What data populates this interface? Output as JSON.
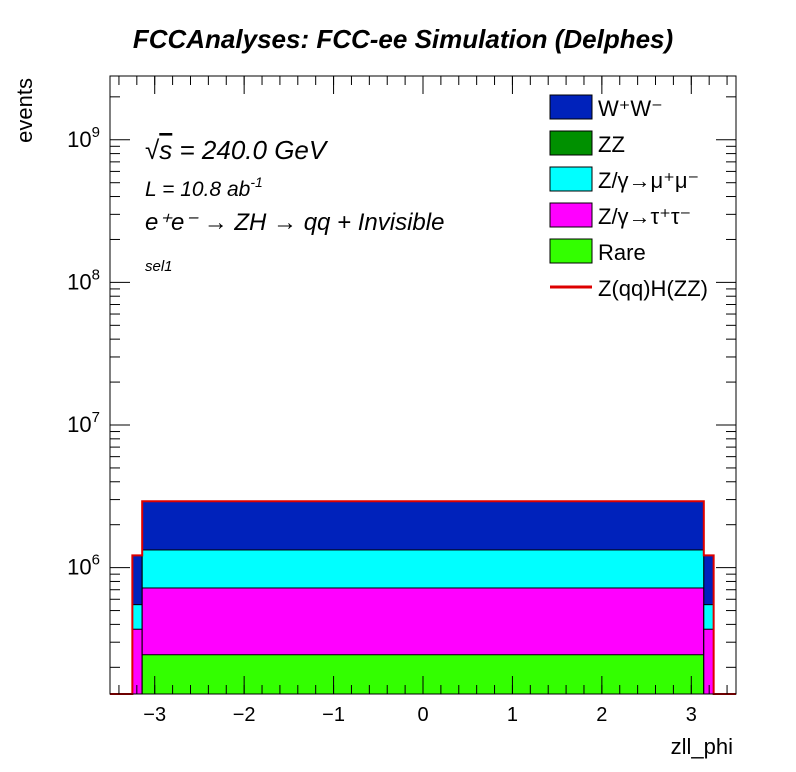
{
  "chart_data": {
    "type": "histogram-stacked",
    "title": "FCCAnalyses: FCC-ee Simulation (Delphes)",
    "xlabel": "zll_phi",
    "ylabel": "events",
    "xlim": [
      -3.5,
      3.5
    ],
    "ylim": [
      130000,
      2800000000
    ],
    "yscale": "log",
    "grid": false,
    "legend_position": "top-right",
    "x_ticks": [
      -3,
      -2,
      -1,
      0,
      1,
      2,
      3
    ],
    "x_tick_labels": [
      "−3",
      "−2",
      "−1",
      "0",
      "1",
      "2",
      "3"
    ],
    "y_ticks": [
      {
        "base": "10",
        "exp": "6",
        "value": 1000000
      },
      {
        "base": "10",
        "exp": "7",
        "value": 10000000
      },
      {
        "base": "10",
        "exp": "8",
        "value": 100000000
      },
      {
        "base": "10",
        "exp": "9",
        "value": 1000000000
      }
    ],
    "annotations": {
      "sqrt_s_prefix": "√",
      "sqrt_s_var": "s",
      "sqrt_s_rest": " = 240.0 GeV",
      "lumi_prefix": "L = 10.8 ab",
      "lumi_sup": "-1",
      "process": "e⁺e⁻ → ZH → qq + Invisible",
      "selection": "sel1"
    },
    "bins": [
      {
        "x0": -3.5,
        "x1": -3.25,
        "wjets_top": 130000,
        "w": 130000,
        "zmu": 130000,
        "ztau": 130000,
        "rare": 130000,
        "signal": 130000
      },
      {
        "x0": -3.25,
        "x1": -3.14,
        "w": 1220000,
        "zmu": 550000,
        "ztau": 370000,
        "rare": 130000,
        "signal": 1220000
      },
      {
        "x0": -3.14,
        "x1": 3.14,
        "w": 2920000,
        "zmu": 1330000,
        "ztau": 720000,
        "rare": 245000,
        "signal": 2920000
      },
      {
        "x0": 3.14,
        "x1": 3.25,
        "w": 1220000,
        "zmu": 550000,
        "ztau": 370000,
        "rare": 130000,
        "signal": 1220000
      },
      {
        "x0": 3.25,
        "x1": 3.5,
        "w": 130000,
        "zmu": 130000,
        "ztau": 130000,
        "rare": 130000,
        "signal": 130000
      }
    ],
    "series": [
      {
        "name": "W⁺W⁻",
        "key": "w",
        "color": "#0022bb"
      },
      {
        "name": "ZZ",
        "key": "zz",
        "color": "#009000"
      },
      {
        "name": "Z/γ→μ⁺μ⁻",
        "key": "zmu",
        "color": "#00ffff"
      },
      {
        "name": "Z/γ→τ⁺τ⁻",
        "key": "ztau",
        "color": "#ff00ff"
      },
      {
        "name": "Rare",
        "key": "rare",
        "color": "#33ff00"
      },
      {
        "name": "Z(qq)H(ZZ)",
        "key": "signal",
        "color": "#dd0000",
        "style": "line"
      }
    ]
  }
}
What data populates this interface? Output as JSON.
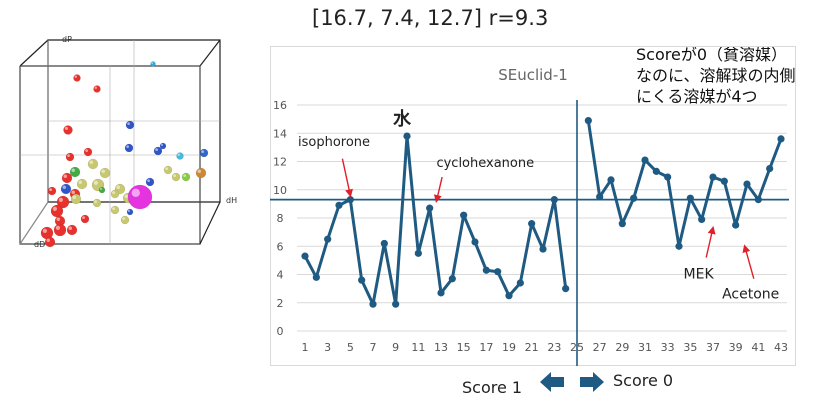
{
  "header": {
    "params": "[16.7, 7.4, 12.7] r=9.3",
    "note_lines": [
      "Scoreが0（貧溶媒）",
      "なのに、溶解球の内側",
      "にくる溶媒が4つ"
    ]
  },
  "plot3d": {
    "axis_labels": {
      "dp": "dP",
      "dh": "dH",
      "dd": "dD"
    },
    "colors": {
      "good": "#e8312d",
      "poor": "#2f55c8",
      "center": "#e533e0",
      "other": "#c8c870"
    }
  },
  "chart_data": {
    "type": "line",
    "title": "SEuclid-1",
    "ylim": [
      0,
      16
    ],
    "yticks": [
      0,
      2,
      4,
      6,
      8,
      10,
      12,
      14,
      16
    ],
    "xticks": [
      1,
      3,
      5,
      7,
      9,
      11,
      13,
      15,
      17,
      19,
      21,
      23,
      25,
      27,
      29,
      31,
      33,
      35,
      37,
      39,
      41,
      43
    ],
    "xrange": [
      1,
      43
    ],
    "threshold": 9.3,
    "divider_x": 25,
    "series": [
      {
        "x": [
          1,
          2,
          3,
          4,
          5,
          6,
          7,
          8,
          9,
          10,
          11,
          12,
          13,
          14,
          15,
          16,
          17,
          18,
          19,
          20,
          21,
          22,
          23,
          24
        ],
        "values": [
          5.3,
          3.8,
          6.5,
          8.9,
          9.3,
          3.6,
          1.9,
          6.2,
          1.9,
          13.8,
          5.5,
          8.7,
          2.7,
          3.7,
          8.2,
          6.3,
          4.3,
          4.2,
          2.5,
          3.4,
          7.6,
          5.8,
          9.3,
          3.0
        ]
      },
      {
        "x": [
          26,
          27,
          28,
          29,
          30,
          31,
          32,
          33,
          34,
          35,
          36,
          37,
          38,
          39,
          40,
          41,
          42,
          43
        ],
        "values": [
          14.9,
          9.5,
          10.7,
          7.6,
          9.4,
          12.1,
          11.3,
          10.9,
          6.0,
          9.4,
          7.9,
          10.9,
          10.6,
          7.5,
          10.4,
          9.3,
          11.5,
          13.6
        ]
      }
    ],
    "annotations": {
      "water": "水",
      "isophorone": "isophorone",
      "cyclohexanone": "cyclohexanone",
      "mek": "MEK",
      "acetone": "Acetone"
    },
    "colors": {
      "line": "#1f5a82",
      "arrow": "#e0202a",
      "grid": "#d9d9d9",
      "divider": "#1f5a82"
    }
  },
  "footer": {
    "score1_label": "Score 1",
    "score0_label": "Score 0",
    "arrow_color": "#1f5a82"
  }
}
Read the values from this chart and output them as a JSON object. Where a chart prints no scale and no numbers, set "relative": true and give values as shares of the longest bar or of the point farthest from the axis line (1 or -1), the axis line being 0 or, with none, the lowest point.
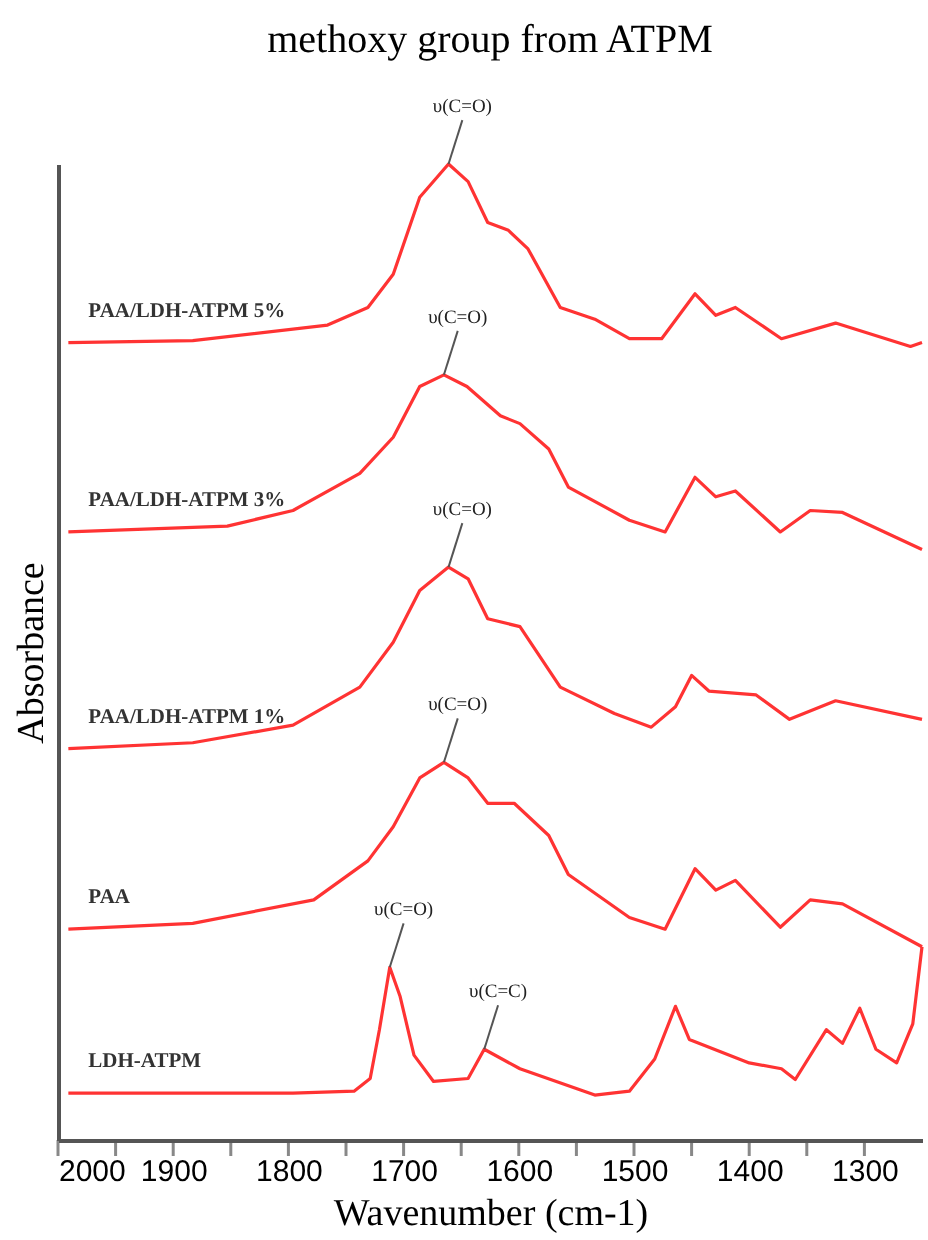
{
  "chart_data": {
    "type": "line",
    "title": "methoxy group from ATPM",
    "xlabel": "Wavenumber (cm-1)",
    "ylabel": "Absorbance",
    "relative": true,
    "legend": false,
    "grid": false,
    "xlim": [
      2000,
      1250
    ],
    "xticks": [
      2000,
      {
        "value": 1950,
        "label": null
      },
      1900,
      {
        "value": 1850,
        "label": null
      },
      1800,
      {
        "value": 1750,
        "label": null
      },
      1700,
      {
        "value": 1650,
        "label": null
      },
      1600,
      {
        "value": 1550,
        "label": null
      },
      1500,
      {
        "value": 1450,
        "label": null
      },
      1400,
      {
        "value": 1350,
        "label": null
      },
      1300
    ],
    "series": [
      {
        "name": "PAA/LDH-ATPM 5%",
        "color": "#ff3333",
        "x": [
          1991,
          1883,
          1766,
          1731,
          1709,
          1686,
          1661,
          1644,
          1627,
          1609,
          1592,
          1564,
          1534,
          1504,
          1476,
          1447,
          1429,
          1412,
          1372,
          1325,
          1260,
          1250
        ],
        "values": [
          0.817,
          0.819,
          0.835,
          0.853,
          0.887,
          0.966,
          1.0,
          0.982,
          0.94,
          0.932,
          0.913,
          0.853,
          0.841,
          0.821,
          0.821,
          0.867,
          0.845,
          0.853,
          0.821,
          0.837,
          0.813,
          0.817
        ]
      },
      {
        "name": "PAA/LDH-ATPM 3%",
        "color": "#ff3333",
        "x": [
          1991,
          1853,
          1796,
          1738,
          1709,
          1686,
          1665,
          1645,
          1616,
          1599,
          1574,
          1557,
          1504,
          1473,
          1447,
          1429,
          1412,
          1373,
          1347,
          1319,
          1250
        ],
        "values": [
          0.623,
          0.629,
          0.645,
          0.683,
          0.72,
          0.772,
          0.784,
          0.772,
          0.742,
          0.734,
          0.708,
          0.669,
          0.635,
          0.623,
          0.679,
          0.659,
          0.665,
          0.623,
          0.645,
          0.643,
          0.605
        ]
      },
      {
        "name": "PAA/LDH-ATPM 1%",
        "color": "#ff3333",
        "x": [
          1991,
          1883,
          1796,
          1738,
          1709,
          1686,
          1661,
          1644,
          1627,
          1599,
          1564,
          1517,
          1485,
          1464,
          1450,
          1435,
          1394,
          1365,
          1325,
          1250
        ],
        "values": [
          0.401,
          0.407,
          0.425,
          0.464,
          0.51,
          0.563,
          0.587,
          0.575,
          0.534,
          0.526,
          0.464,
          0.437,
          0.423,
          0.444,
          0.476,
          0.46,
          0.456,
          0.431,
          0.45,
          0.431
        ]
      },
      {
        "name": "PAA",
        "color": "#ff3333",
        "x": [
          1991,
          1883,
          1778,
          1731,
          1709,
          1686,
          1665,
          1644,
          1627,
          1604,
          1574,
          1557,
          1504,
          1473,
          1447,
          1429,
          1412,
          1373,
          1347,
          1319,
          1250
        ],
        "values": [
          0.216,
          0.222,
          0.246,
          0.286,
          0.321,
          0.371,
          0.387,
          0.371,
          0.345,
          0.345,
          0.312,
          0.272,
          0.228,
          0.216,
          0.278,
          0.256,
          0.266,
          0.218,
          0.246,
          0.242,
          0.198
        ]
      },
      {
        "name": "LDH-ATPM",
        "color": "#ff3333",
        "x": [
          1991,
          1796,
          1743,
          1729,
          1721,
          1712,
          1703,
          1691,
          1674,
          1644,
          1630,
          1599,
          1534,
          1504,
          1482,
          1464,
          1452,
          1400,
          1372,
          1360,
          1333,
          1319,
          1304,
          1290,
          1272,
          1258,
          1250
        ],
        "values": [
          0.048,
          0.048,
          0.05,
          0.063,
          0.113,
          0.177,
          0.147,
          0.087,
          0.06,
          0.063,
          0.093,
          0.073,
          0.046,
          0.05,
          0.083,
          0.137,
          0.103,
          0.079,
          0.073,
          0.062,
          0.113,
          0.099,
          0.135,
          0.093,
          0.079,
          0.119,
          0.198
        ]
      }
    ],
    "annotations": [
      {
        "text": "υ(C=O)",
        "x": 1661,
        "y": 1.0
      },
      {
        "text": "υ(C=O)",
        "x": 1665,
        "y": 0.784
      },
      {
        "text": "υ(C=O)",
        "x": 1661,
        "y": 0.587
      },
      {
        "text": "υ(C=O)",
        "x": 1665,
        "y": 0.387
      },
      {
        "text": "υ(C=O)",
        "x": 1712,
        "y": 0.177
      },
      {
        "text": "υ(C=C)",
        "x": 1630,
        "y": 0.093
      }
    ]
  }
}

- _Task statement_:
Read the data above and pull out each line that holds the string "title".

- _Correct result_:
    "title": "FCCAnalyses: FCC-ee Simulation (Delphes)",
    "title": "SEuclid-1",
    "title": "methoxy group from ATPM",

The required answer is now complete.